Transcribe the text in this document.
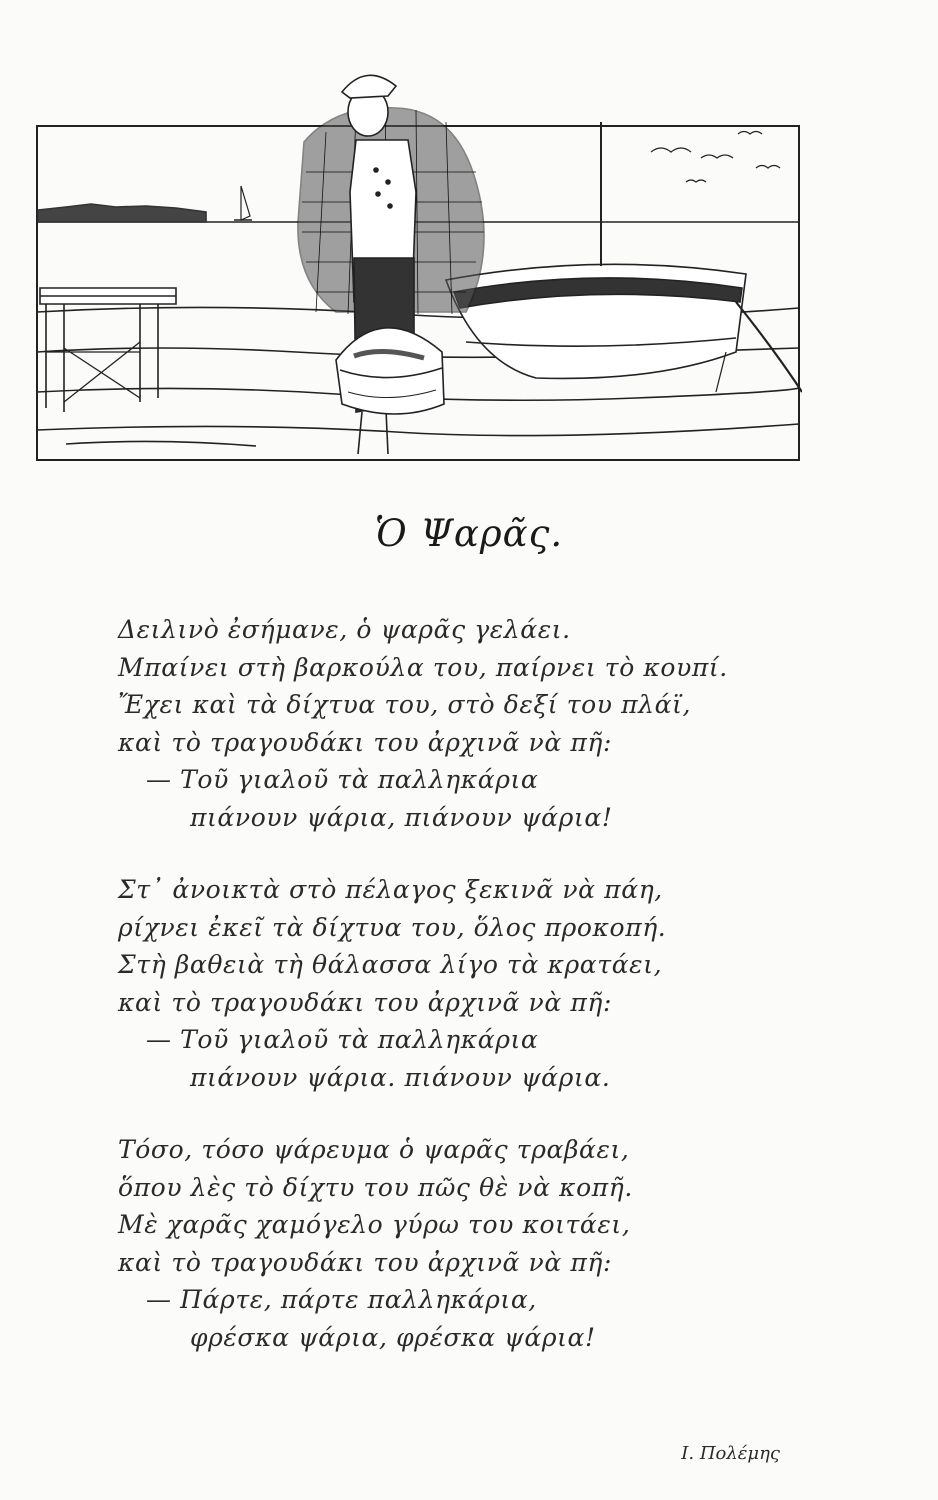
Ὁ Ψαρᾶς.
Δειλινὸ ἐσήμανε, ὁ ψαρᾶς γελάει.
Μπαίνει στὴ βαρκούλα του, παίρνει τὸ κουπί.
Ἔχει καὶ τὰ δίχτυα του, στὸ δεξί του πλάϊ,
καὶ τὸ τραγουδάκι του ἀρχινᾶ νὰ πῆ:
— Τοῦ γιαλοῦ τὰ παλληκάρια
πιάνουν ψάρια, πιάνουν ψάρια!
Στ᾽ ἀνοικτὰ στὸ πέλαγος ξεκινᾶ νὰ πάη,
ρίχνει ἐκεῖ τὰ δίχτυα του, ὅλος προκοπή.
Στὴ βαθειὰ τὴ θάλασσα λίγο τὰ κρατάει,
καὶ τὸ τραγουδάκι του ἀρχινᾶ νὰ πῆ:
— Τοῦ γιαλοῦ τὰ παλληκάρια
πιάνουν ψάρια. πιάνουν ψάρια.
Τόσο, τόσο ψάρευμα ὁ ψαρᾶς τραβάει,
ὅπου λὲς τὸ δίχτυ του πῶς θὲ νὰ κοπῆ.
Μὲ χαρᾶς χαμόγελο γύρω του κοιτάει,
καὶ τὸ τραγουδάκι του ἀρχινᾶ νὰ πῆ:
— Πάρτε, πάρτε παλληκάρια,
φρέσκα ψάρια, φρέσκα ψάρια!
Ι. Πολέμης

——

**PROBLEM REQUIREMENTS**
Set down every entry word for word, but omit the pictures.

**ANSWER FOR THIS EXERCISE**
Transcribe the text in this document.
Ὁ Ψαρᾶς.
Δειλινὸ ἐσήμανε, ὁ ψαρᾶς γελάει.
Μπαίνει στὴ βαρκούλα του, παίρνει τὸ κουπί.
Ἔχει καὶ τὰ δίχτυα του, στὸ δεξί του πλάϊ,
καὶ τὸ τραγουδάκι του ἀρχινᾶ νὰ πῆ:
— Τοῦ γιαλοῦ τὰ παλληκάρια
πιάνουν ψάρια, πιάνουν ψάρια!
Στ᾽ ἀνοικτὰ στὸ πέλαγος ξεκινᾶ νὰ πάη,
ρίχνει ἐκεῖ τὰ δίχτυα του, ὅλος προκοπή.
Στὴ βαθειὰ τὴ θάλασσα λίγο τὰ κρατάει,
καὶ τὸ τραγουδάκι του ἀρχινᾶ νὰ πῆ:
— Τοῦ γιαλοῦ τὰ παλληκάρια
πιάνουν ψάρια. πιάνουν ψάρια.
Τόσο, τόσο ψάρευμα ὁ ψαρᾶς τραβάει,
ὅπου λὲς τὸ δίχτυ του πῶς θὲ νὰ κοπῆ.
Μὲ χαρᾶς χαμόγελο γύρω του κοιτάει,
καὶ τὸ τραγουδάκι του ἀρχινᾶ νὰ πῆ:
— Πάρτε, πάρτε παλληκάρια,
φρέσκα ψάρια, φρέσκα ψάρια!
Ι. Πολέμης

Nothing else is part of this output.